Lines of data:
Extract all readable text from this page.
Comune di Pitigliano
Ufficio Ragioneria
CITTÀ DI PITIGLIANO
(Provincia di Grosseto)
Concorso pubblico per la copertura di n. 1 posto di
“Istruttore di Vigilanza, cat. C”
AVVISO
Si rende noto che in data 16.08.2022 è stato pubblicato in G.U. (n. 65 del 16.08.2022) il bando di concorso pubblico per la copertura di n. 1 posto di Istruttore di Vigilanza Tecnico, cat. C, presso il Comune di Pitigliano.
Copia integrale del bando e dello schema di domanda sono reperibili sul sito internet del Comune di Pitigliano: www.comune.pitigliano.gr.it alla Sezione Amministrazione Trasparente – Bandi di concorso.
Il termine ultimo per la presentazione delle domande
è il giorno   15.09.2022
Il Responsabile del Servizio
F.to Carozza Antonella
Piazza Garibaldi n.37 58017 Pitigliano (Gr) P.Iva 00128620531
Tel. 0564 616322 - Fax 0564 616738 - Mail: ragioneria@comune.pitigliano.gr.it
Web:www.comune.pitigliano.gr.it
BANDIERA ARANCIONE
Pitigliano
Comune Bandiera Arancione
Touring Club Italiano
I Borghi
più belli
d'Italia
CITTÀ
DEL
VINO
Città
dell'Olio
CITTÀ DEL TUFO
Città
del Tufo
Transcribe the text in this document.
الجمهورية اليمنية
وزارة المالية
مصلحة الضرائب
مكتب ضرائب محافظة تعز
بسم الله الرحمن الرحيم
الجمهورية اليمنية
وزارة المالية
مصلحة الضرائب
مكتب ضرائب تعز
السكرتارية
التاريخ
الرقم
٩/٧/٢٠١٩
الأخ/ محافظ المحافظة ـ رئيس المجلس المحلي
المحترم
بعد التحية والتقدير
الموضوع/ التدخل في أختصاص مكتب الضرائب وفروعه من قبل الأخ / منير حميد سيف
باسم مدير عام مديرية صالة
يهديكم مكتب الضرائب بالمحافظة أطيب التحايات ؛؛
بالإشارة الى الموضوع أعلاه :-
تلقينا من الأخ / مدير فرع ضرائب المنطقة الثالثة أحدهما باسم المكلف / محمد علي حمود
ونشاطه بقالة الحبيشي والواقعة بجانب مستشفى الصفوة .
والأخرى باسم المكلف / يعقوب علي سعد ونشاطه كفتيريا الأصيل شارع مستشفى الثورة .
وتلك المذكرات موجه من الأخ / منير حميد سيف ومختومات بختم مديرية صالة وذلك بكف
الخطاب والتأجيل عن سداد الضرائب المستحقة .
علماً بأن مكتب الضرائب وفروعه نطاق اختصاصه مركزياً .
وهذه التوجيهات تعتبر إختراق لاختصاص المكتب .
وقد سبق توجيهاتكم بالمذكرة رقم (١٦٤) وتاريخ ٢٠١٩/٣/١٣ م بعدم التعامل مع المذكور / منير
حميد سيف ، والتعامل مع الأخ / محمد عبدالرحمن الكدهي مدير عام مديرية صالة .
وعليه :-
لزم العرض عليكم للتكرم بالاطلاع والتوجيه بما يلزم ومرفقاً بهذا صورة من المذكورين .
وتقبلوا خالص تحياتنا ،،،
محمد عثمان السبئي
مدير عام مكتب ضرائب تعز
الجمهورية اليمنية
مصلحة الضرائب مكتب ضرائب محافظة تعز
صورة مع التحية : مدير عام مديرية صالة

EXERCISE DESCRIPTION:
How many lines in the records above contain the word "المكلف"? Give only the number.

SOLUTION TO THIS EXERCISE:
2